◆ **Exercise details**
Skip the pictures and extract all of the lines exactly as written.

----

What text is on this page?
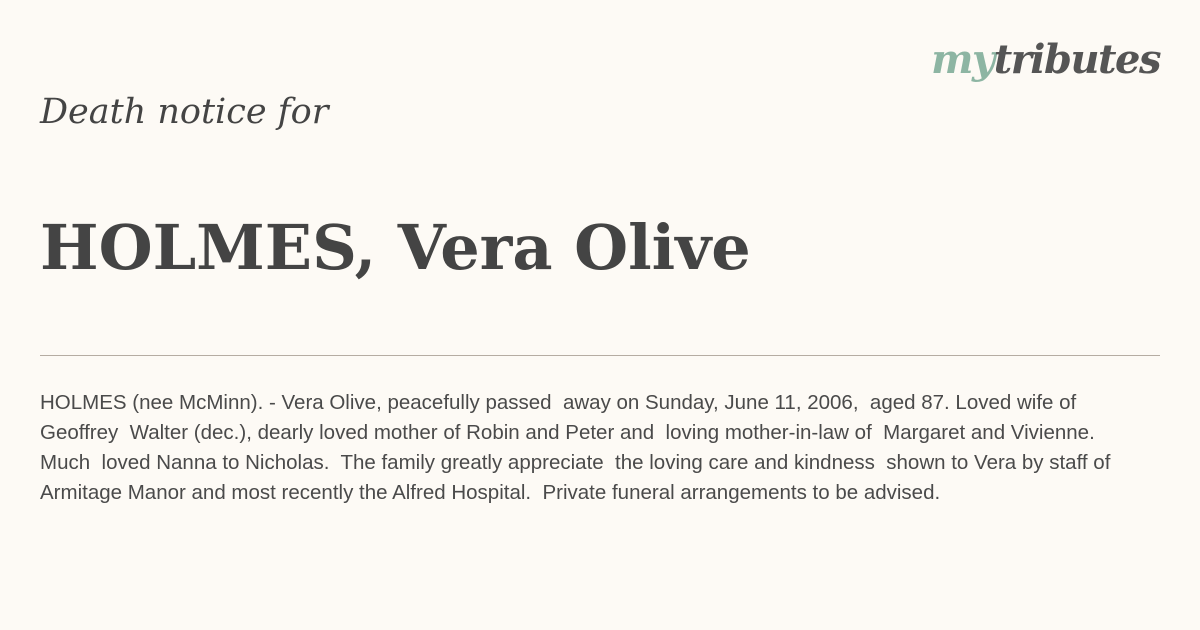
mytributes
Death notice for
HOLMES, Vera Olive

HOLMES (nee McMinn). - Vera Olive, peacefully passed  away on Sunday, June 11, 2006,  aged 87. Loved wife of Geoffrey  Walter (dec.), dearly loved mother of Robin and Peter and  loving mother-in-law of  Margaret and Vivienne.  Much  loved Nanna to Nicholas.  The family greatly appreciate  the loving care and kindness  shown to Vera by staff of  Armitage Manor and most recently the Alfred Hospital.  Private funeral arrangements to be advised.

----

◆ **Response**
What text is on this page?
mytributes
Death notice for
HOLMES, Vera Olive

HOLMES (nee McMinn). - Vera Olive, peacefully passed  away on Sunday, June 11, 2006,  aged 87. Loved wife of Geoffrey  Walter (dec.), dearly loved mother of Robin and Peter and  loving mother-in-law of  Margaret and Vivienne.  Much  loved Nanna to Nicholas.  The family greatly appreciate  the loving care and kindness  shown to Vera by staff of  Armitage Manor and most recently the Alfred Hospital.  Private funeral arrangements to be advised.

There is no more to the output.